## Material provided
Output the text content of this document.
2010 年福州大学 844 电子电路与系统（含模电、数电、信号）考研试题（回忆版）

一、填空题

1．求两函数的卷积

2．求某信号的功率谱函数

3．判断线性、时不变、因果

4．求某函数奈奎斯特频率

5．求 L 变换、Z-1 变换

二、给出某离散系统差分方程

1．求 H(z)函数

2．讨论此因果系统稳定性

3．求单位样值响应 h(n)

## Instructions for the task
Output the lines above verbatim and in full.

## Finished exercise
Output the text content of this document.
2010 年福州大学 844 电子电路与系统（含模电、数电、信号）考研试题（回忆版）

一、填空题

1．求两函数的卷积

2．求某信号的功率谱函数

3．判断线性、时不变、因果

4．求某函数奈奎斯特频率

5．求 L 变换、Z-1 变换

二、给出某离散系统差分方程

1．求 H(z)函数

2．讨论此因果系统稳定性

3．求单位样值响应 h(n)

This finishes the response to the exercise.